→ What the task requires:
Select the lines that hold the word "Particular" and copy each one.
-------------------------
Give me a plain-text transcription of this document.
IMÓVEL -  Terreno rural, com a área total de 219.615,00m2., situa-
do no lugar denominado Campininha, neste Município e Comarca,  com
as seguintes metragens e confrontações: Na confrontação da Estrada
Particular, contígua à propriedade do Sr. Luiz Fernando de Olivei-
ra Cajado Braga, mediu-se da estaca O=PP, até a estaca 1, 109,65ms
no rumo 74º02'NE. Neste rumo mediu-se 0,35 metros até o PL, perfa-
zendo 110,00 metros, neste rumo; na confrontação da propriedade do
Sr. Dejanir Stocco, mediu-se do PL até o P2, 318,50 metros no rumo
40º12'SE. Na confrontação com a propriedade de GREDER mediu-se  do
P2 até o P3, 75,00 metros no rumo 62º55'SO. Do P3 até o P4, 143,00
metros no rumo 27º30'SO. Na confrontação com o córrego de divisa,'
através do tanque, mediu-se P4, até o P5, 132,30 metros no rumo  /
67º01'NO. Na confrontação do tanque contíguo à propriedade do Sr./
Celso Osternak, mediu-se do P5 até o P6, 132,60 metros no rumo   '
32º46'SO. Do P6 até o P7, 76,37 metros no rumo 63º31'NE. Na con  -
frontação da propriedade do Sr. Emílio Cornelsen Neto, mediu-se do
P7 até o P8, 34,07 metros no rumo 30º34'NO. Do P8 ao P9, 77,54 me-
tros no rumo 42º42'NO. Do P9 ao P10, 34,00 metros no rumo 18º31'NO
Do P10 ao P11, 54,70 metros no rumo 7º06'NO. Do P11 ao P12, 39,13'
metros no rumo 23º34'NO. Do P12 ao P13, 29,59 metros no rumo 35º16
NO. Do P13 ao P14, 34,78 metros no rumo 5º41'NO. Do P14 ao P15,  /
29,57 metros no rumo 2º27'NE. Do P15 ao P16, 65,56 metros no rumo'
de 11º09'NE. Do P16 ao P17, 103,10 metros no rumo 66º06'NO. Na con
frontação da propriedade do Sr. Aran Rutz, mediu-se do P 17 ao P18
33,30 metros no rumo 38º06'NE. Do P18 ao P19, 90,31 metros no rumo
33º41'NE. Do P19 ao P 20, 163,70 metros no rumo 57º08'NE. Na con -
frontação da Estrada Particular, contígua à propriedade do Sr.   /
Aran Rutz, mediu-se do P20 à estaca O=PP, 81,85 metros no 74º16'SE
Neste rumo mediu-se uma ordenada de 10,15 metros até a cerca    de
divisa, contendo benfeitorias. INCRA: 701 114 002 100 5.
-------------------------
→ Solution to this exercise:
Particular, contígua à propriedade do Sr. Luiz Fernando de Olivei-
frontação da Estrada Particular, contígua à propriedade do Sr.   /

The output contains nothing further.